++++ Provided records ++++

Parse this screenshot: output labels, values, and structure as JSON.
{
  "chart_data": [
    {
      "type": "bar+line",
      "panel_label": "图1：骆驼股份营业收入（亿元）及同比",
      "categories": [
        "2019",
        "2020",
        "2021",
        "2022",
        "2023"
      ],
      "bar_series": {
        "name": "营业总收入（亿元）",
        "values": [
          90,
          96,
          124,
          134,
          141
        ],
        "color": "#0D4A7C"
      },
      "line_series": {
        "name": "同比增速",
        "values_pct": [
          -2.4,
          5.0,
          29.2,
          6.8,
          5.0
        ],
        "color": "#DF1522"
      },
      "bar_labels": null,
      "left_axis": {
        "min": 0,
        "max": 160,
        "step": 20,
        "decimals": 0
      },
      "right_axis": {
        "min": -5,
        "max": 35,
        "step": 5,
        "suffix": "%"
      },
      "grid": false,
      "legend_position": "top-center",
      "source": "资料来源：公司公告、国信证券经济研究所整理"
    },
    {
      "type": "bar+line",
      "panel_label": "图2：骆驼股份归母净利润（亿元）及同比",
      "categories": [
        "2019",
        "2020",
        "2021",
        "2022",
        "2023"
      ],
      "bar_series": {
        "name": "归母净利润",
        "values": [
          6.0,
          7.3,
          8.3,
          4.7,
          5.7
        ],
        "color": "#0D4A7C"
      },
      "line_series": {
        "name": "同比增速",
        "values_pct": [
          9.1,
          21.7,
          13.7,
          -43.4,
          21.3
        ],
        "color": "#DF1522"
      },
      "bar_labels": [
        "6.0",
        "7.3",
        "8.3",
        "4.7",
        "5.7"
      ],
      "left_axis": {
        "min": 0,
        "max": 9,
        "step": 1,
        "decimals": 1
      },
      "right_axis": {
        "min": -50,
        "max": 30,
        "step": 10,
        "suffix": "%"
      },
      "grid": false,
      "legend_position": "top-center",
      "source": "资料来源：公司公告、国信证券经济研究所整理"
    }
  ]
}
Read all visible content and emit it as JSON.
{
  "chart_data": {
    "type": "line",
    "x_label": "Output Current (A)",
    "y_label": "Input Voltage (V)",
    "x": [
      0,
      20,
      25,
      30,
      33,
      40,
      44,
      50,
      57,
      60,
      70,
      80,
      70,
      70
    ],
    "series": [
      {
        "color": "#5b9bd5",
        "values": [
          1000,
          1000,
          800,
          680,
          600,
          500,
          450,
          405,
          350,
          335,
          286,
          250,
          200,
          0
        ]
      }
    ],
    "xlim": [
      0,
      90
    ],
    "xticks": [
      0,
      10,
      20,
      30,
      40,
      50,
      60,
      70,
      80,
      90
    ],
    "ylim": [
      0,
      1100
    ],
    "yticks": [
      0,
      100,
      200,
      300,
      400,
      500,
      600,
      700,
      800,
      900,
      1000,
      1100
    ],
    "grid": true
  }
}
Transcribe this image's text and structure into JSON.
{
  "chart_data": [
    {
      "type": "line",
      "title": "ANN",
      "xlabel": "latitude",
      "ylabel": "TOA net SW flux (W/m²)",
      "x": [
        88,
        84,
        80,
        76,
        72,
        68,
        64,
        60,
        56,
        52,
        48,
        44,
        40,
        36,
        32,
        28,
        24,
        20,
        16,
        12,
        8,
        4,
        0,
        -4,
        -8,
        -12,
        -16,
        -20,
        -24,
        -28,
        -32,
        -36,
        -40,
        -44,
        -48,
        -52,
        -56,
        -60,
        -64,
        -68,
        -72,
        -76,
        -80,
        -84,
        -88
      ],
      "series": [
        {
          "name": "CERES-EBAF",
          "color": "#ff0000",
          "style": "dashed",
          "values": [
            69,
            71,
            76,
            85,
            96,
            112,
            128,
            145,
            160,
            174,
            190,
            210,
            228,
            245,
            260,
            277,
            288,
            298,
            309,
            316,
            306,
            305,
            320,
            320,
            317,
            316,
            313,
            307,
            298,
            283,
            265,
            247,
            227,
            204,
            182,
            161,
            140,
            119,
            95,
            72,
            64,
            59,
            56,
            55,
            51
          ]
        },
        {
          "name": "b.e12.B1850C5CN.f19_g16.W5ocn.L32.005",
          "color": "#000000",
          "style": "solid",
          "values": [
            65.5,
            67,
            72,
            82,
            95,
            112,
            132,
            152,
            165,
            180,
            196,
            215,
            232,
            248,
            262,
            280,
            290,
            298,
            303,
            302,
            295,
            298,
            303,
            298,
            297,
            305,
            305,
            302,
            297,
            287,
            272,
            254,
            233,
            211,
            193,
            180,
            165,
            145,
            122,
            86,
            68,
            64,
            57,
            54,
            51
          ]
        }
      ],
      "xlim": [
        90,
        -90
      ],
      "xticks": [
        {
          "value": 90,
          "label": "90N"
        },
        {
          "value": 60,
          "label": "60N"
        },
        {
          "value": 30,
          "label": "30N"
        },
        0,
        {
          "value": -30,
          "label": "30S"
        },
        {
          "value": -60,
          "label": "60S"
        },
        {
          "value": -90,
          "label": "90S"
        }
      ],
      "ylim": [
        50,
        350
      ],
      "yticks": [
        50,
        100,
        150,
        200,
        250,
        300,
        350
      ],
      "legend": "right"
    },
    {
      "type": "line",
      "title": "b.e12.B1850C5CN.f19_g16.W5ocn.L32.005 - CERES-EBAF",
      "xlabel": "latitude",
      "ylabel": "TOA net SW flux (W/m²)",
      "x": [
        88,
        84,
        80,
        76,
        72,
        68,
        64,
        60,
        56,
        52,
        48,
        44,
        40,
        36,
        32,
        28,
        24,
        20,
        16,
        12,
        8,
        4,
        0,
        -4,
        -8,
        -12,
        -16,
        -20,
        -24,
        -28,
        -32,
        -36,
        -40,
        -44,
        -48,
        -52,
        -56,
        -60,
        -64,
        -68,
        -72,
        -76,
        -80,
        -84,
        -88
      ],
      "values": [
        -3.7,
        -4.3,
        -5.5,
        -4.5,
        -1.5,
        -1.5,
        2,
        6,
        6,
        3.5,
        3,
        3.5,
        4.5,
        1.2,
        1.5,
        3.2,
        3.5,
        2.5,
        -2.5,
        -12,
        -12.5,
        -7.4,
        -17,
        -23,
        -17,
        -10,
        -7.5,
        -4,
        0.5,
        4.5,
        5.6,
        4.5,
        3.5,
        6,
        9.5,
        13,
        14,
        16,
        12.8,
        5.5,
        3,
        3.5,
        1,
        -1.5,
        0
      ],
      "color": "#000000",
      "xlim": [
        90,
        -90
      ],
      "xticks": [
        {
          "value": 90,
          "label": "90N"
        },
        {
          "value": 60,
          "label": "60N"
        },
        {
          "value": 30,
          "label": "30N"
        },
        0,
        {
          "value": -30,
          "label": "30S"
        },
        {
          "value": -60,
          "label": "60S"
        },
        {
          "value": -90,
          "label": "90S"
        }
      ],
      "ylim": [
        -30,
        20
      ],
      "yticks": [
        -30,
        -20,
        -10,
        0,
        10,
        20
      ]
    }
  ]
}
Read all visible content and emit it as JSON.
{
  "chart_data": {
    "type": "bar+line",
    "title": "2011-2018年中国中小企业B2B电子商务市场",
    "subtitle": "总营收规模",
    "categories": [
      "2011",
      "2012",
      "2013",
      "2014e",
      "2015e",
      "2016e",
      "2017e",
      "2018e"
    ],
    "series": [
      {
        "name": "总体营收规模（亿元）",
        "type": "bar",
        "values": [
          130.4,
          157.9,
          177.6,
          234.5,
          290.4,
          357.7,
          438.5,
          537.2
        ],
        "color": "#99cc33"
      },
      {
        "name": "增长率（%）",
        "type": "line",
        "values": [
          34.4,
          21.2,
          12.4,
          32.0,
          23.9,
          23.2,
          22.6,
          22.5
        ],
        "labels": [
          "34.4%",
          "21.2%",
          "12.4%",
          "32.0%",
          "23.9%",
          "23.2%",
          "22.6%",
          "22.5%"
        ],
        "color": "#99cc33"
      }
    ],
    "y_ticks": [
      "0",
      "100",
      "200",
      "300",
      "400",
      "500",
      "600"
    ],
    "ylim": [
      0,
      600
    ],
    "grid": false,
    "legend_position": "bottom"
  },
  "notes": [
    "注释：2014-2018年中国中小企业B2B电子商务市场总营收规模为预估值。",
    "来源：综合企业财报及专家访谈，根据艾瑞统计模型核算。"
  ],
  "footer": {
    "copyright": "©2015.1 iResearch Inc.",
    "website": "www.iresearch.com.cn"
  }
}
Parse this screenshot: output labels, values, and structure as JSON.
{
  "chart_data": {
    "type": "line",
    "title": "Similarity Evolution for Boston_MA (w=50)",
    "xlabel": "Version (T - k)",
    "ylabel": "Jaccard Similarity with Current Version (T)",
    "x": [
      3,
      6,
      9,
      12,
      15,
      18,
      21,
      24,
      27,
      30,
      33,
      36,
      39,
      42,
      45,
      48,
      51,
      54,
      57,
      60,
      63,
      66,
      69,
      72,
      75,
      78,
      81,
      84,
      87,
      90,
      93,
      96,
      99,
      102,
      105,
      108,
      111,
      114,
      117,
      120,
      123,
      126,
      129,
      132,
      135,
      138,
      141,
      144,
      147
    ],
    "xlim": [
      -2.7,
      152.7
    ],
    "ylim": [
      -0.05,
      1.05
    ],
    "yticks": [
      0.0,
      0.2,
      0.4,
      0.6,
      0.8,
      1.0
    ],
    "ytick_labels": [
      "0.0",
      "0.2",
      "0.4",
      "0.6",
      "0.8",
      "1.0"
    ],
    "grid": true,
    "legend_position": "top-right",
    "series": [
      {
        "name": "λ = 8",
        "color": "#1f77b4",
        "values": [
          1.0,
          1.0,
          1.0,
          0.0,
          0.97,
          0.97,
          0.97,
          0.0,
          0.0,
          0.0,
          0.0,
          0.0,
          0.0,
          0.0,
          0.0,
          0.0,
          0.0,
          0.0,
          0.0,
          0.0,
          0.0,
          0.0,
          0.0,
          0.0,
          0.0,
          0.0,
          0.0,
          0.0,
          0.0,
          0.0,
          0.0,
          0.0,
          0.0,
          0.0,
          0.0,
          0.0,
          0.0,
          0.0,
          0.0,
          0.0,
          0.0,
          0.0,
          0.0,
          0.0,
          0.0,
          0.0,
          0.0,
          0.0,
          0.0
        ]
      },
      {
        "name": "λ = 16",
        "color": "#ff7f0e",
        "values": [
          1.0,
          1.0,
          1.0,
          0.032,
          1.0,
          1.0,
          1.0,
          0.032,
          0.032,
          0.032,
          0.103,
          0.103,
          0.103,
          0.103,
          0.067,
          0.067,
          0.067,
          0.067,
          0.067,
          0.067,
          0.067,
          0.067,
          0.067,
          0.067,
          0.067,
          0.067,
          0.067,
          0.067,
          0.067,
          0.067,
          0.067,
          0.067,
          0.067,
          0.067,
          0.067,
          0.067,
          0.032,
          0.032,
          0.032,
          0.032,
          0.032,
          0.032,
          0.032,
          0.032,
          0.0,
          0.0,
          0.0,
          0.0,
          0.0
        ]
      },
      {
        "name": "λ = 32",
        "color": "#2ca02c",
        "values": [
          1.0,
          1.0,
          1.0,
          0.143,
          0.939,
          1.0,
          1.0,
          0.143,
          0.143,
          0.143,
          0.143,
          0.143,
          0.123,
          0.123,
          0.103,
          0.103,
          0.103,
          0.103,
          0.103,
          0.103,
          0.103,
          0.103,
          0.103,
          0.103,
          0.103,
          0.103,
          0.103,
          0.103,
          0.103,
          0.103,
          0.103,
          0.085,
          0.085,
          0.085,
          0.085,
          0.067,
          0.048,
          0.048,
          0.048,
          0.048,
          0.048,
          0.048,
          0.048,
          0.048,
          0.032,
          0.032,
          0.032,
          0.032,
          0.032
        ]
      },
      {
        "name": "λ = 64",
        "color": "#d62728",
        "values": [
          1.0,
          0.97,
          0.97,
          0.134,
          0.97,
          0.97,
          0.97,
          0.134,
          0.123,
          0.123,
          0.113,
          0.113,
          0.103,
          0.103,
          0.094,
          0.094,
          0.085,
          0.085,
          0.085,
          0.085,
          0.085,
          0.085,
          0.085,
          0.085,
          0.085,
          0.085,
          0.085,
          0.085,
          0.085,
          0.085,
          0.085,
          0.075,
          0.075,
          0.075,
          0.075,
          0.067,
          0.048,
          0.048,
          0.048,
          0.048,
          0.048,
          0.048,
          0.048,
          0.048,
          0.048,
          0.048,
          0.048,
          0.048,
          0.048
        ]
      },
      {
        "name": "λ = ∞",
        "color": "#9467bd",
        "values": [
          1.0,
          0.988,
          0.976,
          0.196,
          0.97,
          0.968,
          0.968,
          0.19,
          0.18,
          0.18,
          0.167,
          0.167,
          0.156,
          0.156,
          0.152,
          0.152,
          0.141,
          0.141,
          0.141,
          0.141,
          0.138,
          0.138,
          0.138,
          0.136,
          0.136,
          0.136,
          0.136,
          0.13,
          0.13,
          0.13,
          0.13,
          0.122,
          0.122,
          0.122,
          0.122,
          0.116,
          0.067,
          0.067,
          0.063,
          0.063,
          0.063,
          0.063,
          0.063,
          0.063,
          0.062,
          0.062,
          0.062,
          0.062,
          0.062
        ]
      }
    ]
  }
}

++++

Above are the records. Identify each line that contains the word "EBAF".

Exercise output:
          "name": "CERES-EBAF",
      "title": "b.e12.B1850C5CN.f19_g16.W5ocn.L32.005 - CERES-EBAF",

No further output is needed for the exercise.